• **Problem to work on**
Output each entry verbatim and exclude every picture from it.

• **Records for this exercise**
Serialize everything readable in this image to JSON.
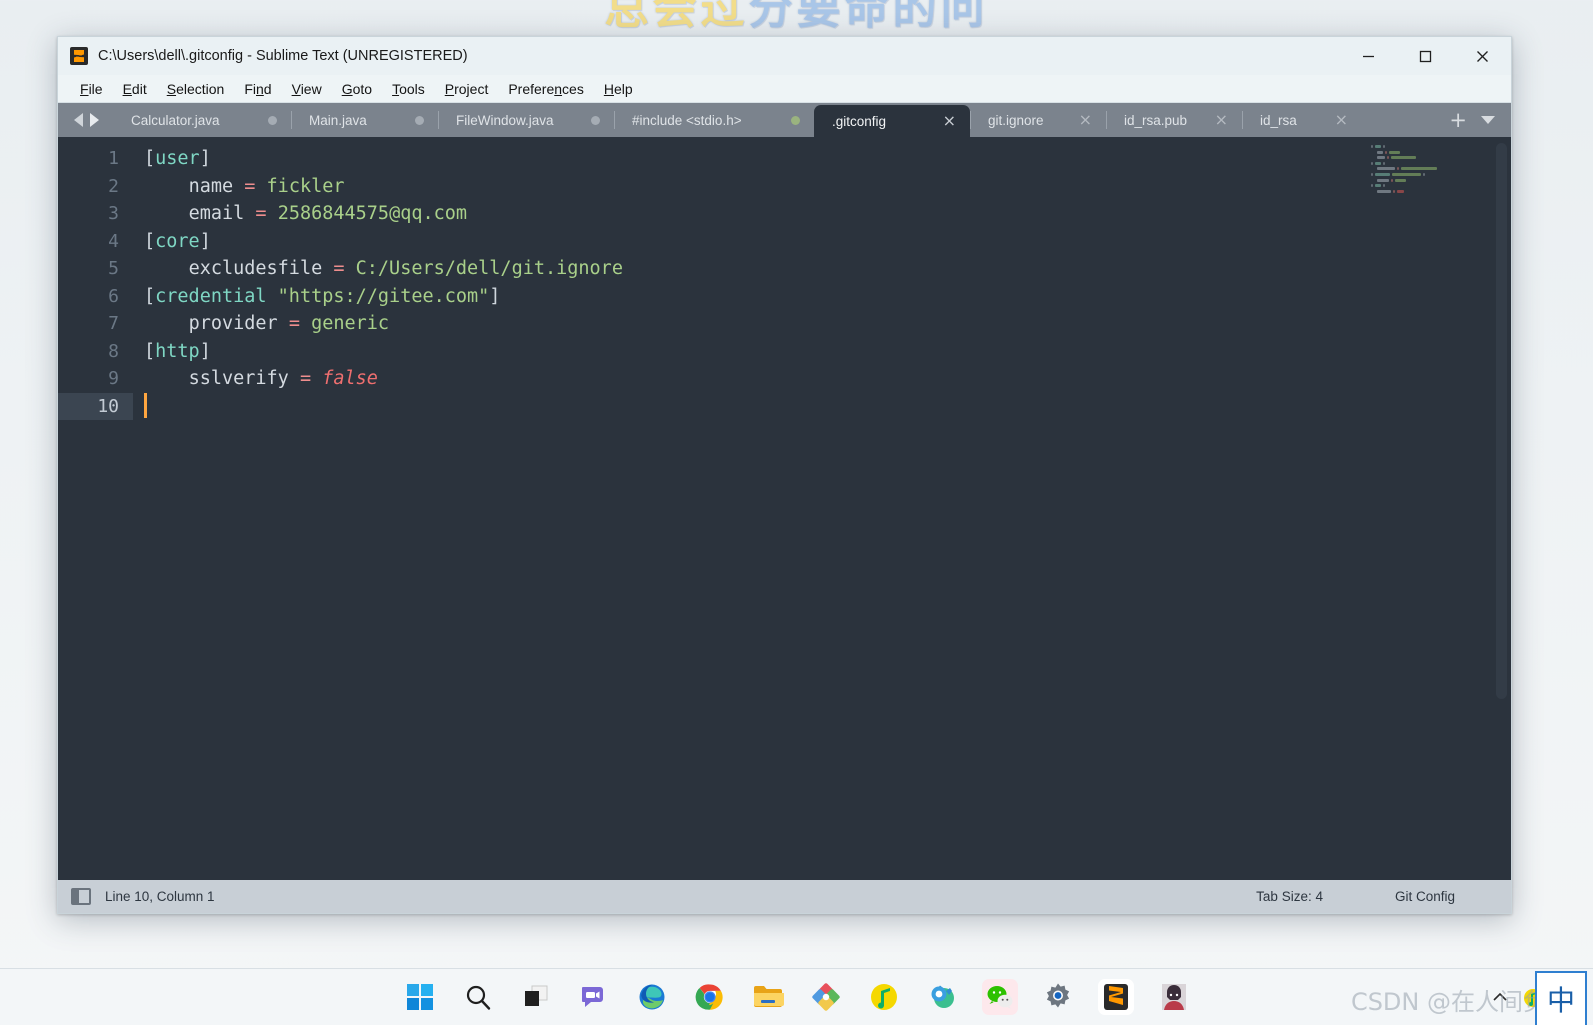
{
  "desktop": {
    "wallpaper_text_part1": "总会过",
    "wallpaper_text_part2": "分要命的问",
    "watermark": "CSDN @在人间负债"
  },
  "window": {
    "title": "C:\\Users\\dell\\.gitconfig - Sublime Text (UNREGISTERED)",
    "app_icon": "sublime-text-icon",
    "controls": {
      "minimize": "minimize-icon",
      "maximize": "maximize-icon",
      "close": "close-icon"
    }
  },
  "menu": {
    "items": [
      {
        "pre": "",
        "mnemonic": "F",
        "post": "ile"
      },
      {
        "pre": "",
        "mnemonic": "E",
        "post": "dit"
      },
      {
        "pre": "",
        "mnemonic": "S",
        "post": "election"
      },
      {
        "pre": "Fi",
        "mnemonic": "n",
        "post": "d"
      },
      {
        "pre": "",
        "mnemonic": "V",
        "post": "iew"
      },
      {
        "pre": "",
        "mnemonic": "G",
        "post": "oto"
      },
      {
        "pre": "",
        "mnemonic": "T",
        "post": "ools"
      },
      {
        "pre": "",
        "mnemonic": "P",
        "post": "roject"
      },
      {
        "pre": "Prefere",
        "mnemonic": "n",
        "post": "ces"
      },
      {
        "pre": "",
        "mnemonic": "H",
        "post": "elp"
      }
    ]
  },
  "tabs": {
    "nav_prev": "arrow-left-icon",
    "nav_next": "arrow-right-icon",
    "add_label": "+",
    "menu_icon": "chevron-down-icon",
    "items": [
      {
        "label": "Calculator.java",
        "active": false,
        "state": "modified",
        "state_color": "#a5acb4"
      },
      {
        "label": "Main.java",
        "active": false,
        "state": "modified",
        "state_color": "#a5acb4"
      },
      {
        "label": "FileWindow.java",
        "active": false,
        "state": "modified",
        "state_color": "#a5acb4"
      },
      {
        "label": "#include <stdio.h>",
        "active": false,
        "state": "modified",
        "state_color": "#9ab37f"
      },
      {
        "label": ".gitconfig",
        "active": true,
        "state": "close",
        "close_label": "×"
      },
      {
        "label": "git.ignore",
        "active": false,
        "state": "close",
        "close_label": "×"
      },
      {
        "label": "id_rsa.pub",
        "active": false,
        "state": "close",
        "close_label": "×"
      },
      {
        "label": "id_rsa",
        "active": false,
        "state": "close",
        "close_label": "×"
      }
    ]
  },
  "editor": {
    "line_numbers": [
      "1",
      "2",
      "3",
      "4",
      "5",
      "6",
      "7",
      "8",
      "9",
      "10"
    ],
    "current_line_index": 9,
    "lines": [
      {
        "n": 1,
        "raw": "[user]"
      },
      {
        "n": 2,
        "raw": "    name = fickler"
      },
      {
        "n": 3,
        "raw": "    email = 2586844575@qq.com"
      },
      {
        "n": 4,
        "raw": "[core]"
      },
      {
        "n": 5,
        "raw": "    excludesfile = C:/Users/dell/git.ignore"
      },
      {
        "n": 6,
        "raw": "[credential \"https://gitee.com\"]"
      },
      {
        "n": 7,
        "raw": "    provider = generic"
      },
      {
        "n": 8,
        "raw": "[http]"
      },
      {
        "n": 9,
        "raw": "    sslverify = false"
      },
      {
        "n": 10,
        "raw": ""
      }
    ],
    "full_text": "[user]\n    name = fickler\n    email = 2586844575@qq.com\n[core]\n    excludesfile = C:/Users/dell/git.ignore\n[credential \"https://gitee.com\"]\n    provider = generic\n[http]\n    sslverify = false\n"
  },
  "status_bar": {
    "sidebar_icon": "sidebar-toggle-icon",
    "position": "Line 10, Column 1",
    "tab_size": "Tab Size: 4",
    "syntax": "Git Config"
  },
  "taskbar": {
    "icons": [
      {
        "name": "windows-start-icon"
      },
      {
        "name": "search-icon"
      },
      {
        "name": "task-view-icon"
      },
      {
        "name": "microsoft-teams-icon"
      },
      {
        "name": "microsoft-edge-icon"
      },
      {
        "name": "google-chrome-icon"
      },
      {
        "name": "file-explorer-icon"
      },
      {
        "name": "wps-office-icon"
      },
      {
        "name": "qq-music-icon"
      },
      {
        "name": "pycharm-tool-icon"
      },
      {
        "name": "wechat-icon"
      },
      {
        "name": "settings-gear-icon"
      },
      {
        "name": "sublime-text-icon"
      },
      {
        "name": "user-avatar-icon"
      }
    ],
    "tray": {
      "overflow": "chevron-up-icon",
      "items": [
        "qq-music-tray-icon",
        "csdn-tray-icon"
      ],
      "ime": "中"
    }
  },
  "colors": {
    "editor_bg": "#2b333d",
    "tab_bar_bg": "#7b838d",
    "active_tab_bg": "#2b333d",
    "status_bar_bg": "#c8cfd6",
    "cursor": "#ffa640",
    "section": "#7fd7c4",
    "value": "#a9d08a",
    "operator": "#ef8e8e",
    "boolean": "#ef6f6f"
  }
}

• **The output**
Serialize everything readable in this image to JSON.
{
  "desktop": {
    "wallpaper_text_part1": "总会过",
    "wallpaper_text_part2": "分要命的问",
    "watermark": "CSDN @在人间负债"
  },
  "window": {
    "title": "C:\\Users\\dell\\.gitconfig - Sublime Text (UNREGISTERED)",
    "app_icon": "sublime-text-icon",
    "controls": {
      "minimize": "minimize-icon",
      "maximize": "maximize-icon",
      "close": "close-icon"
    }
  },
  "menu": {
    "items": [
      {
        "pre": "",
        "mnemonic": "F",
        "post": "ile"
      },
      {
        "pre": "",
        "mnemonic": "E",
        "post": "dit"
      },
      {
        "pre": "",
        "mnemonic": "S",
        "post": "election"
      },
      {
        "pre": "Fi",
        "mnemonic": "n",
        "post": "d"
      },
      {
        "pre": "",
        "mnemonic": "V",
        "post": "iew"
      },
      {
        "pre": "",
        "mnemonic": "G",
        "post": "oto"
      },
      {
        "pre": "",
        "mnemonic": "T",
        "post": "ools"
      },
      {
        "pre": "",
        "mnemonic": "P",
        "post": "roject"
      },
      {
        "pre": "Prefere",
        "mnemonic": "n",
        "post": "ces"
      },
      {
        "pre": "",
        "mnemonic": "H",
        "post": "elp"
      }
    ]
  },
  "tabs": {
    "nav_prev": "arrow-left-icon",
    "nav_next": "arrow-right-icon",
    "add_label": "+",
    "menu_icon": "chevron-down-icon",
    "items": [
      {
        "label": "Calculator.java",
        "active": false,
        "state": "modified",
        "state_color": "#a5acb4"
      },
      {
        "label": "Main.java",
        "active": false,
        "state": "modified",
        "state_color": "#a5acb4"
      },
      {
        "label": "FileWindow.java",
        "active": false,
        "state": "modified",
        "state_color": "#a5acb4"
      },
      {
        "label": "#include <stdio.h>",
        "active": false,
        "state": "modified",
        "state_color": "#9ab37f"
      },
      {
        "label": ".gitconfig",
        "active": true,
        "state": "close",
        "close_label": "×"
      },
      {
        "label": "git.ignore",
        "active": false,
        "state": "close",
        "close_label": "×"
      },
      {
        "label": "id_rsa.pub",
        "active": false,
        "state": "close",
        "close_label": "×"
      },
      {
        "label": "id_rsa",
        "active": false,
        "state": "close",
        "close_label": "×"
      }
    ]
  },
  "editor": {
    "line_numbers": [
      "1",
      "2",
      "3",
      "4",
      "5",
      "6",
      "7",
      "8",
      "9",
      "10"
    ],
    "current_line_index": 9,
    "lines": [
      {
        "n": 1,
        "raw": "[user]"
      },
      {
        "n": 2,
        "raw": "    name = fickler"
      },
      {
        "n": 3,
        "raw": "    email = 2586844575@qq.com"
      },
      {
        "n": 4,
        "raw": "[core]"
      },
      {
        "n": 5,
        "raw": "    excludesfile = C:/Users/dell/git.ignore"
      },
      {
        "n": 6,
        "raw": "[credential \"https://gitee.com\"]"
      },
      {
        "n": 7,
        "raw": "    provider = generic"
      },
      {
        "n": 8,
        "raw": "[http]"
      },
      {
        "n": 9,
        "raw": "    sslverify = false"
      },
      {
        "n": 10,
        "raw": ""
      }
    ],
    "full_text": "[user]\n    name = fickler\n    email = 2586844575@qq.com\n[core]\n    excludesfile = C:/Users/dell/git.ignore\n[credential \"https://gitee.com\"]\n    provider = generic\n[http]\n    sslverify = false\n"
  },
  "status_bar": {
    "sidebar_icon": "sidebar-toggle-icon",
    "position": "Line 10, Column 1",
    "tab_size": "Tab Size: 4",
    "syntax": "Git Config"
  },
  "taskbar": {
    "icons": [
      {
        "name": "windows-start-icon"
      },
      {
        "name": "search-icon"
      },
      {
        "name": "task-view-icon"
      },
      {
        "name": "microsoft-teams-icon"
      },
      {
        "name": "microsoft-edge-icon"
      },
      {
        "name": "google-chrome-icon"
      },
      {
        "name": "file-explorer-icon"
      },
      {
        "name": "wps-office-icon"
      },
      {
        "name": "qq-music-icon"
      },
      {
        "name": "pycharm-tool-icon"
      },
      {
        "name": "wechat-icon"
      },
      {
        "name": "settings-gear-icon"
      },
      {
        "name": "sublime-text-icon"
      },
      {
        "name": "user-avatar-icon"
      }
    ],
    "tray": {
      "overflow": "chevron-up-icon",
      "items": [
        "qq-music-tray-icon",
        "csdn-tray-icon"
      ],
      "ime": "中"
    }
  },
  "colors": {
    "editor_bg": "#2b333d",
    "tab_bar_bg": "#7b838d",
    "active_tab_bg": "#2b333d",
    "status_bar_bg": "#c8cfd6",
    "cursor": "#ffa640",
    "section": "#7fd7c4",
    "value": "#a9d08a",
    "operator": "#ef8e8e",
    "boolean": "#ef6f6f"
  }
}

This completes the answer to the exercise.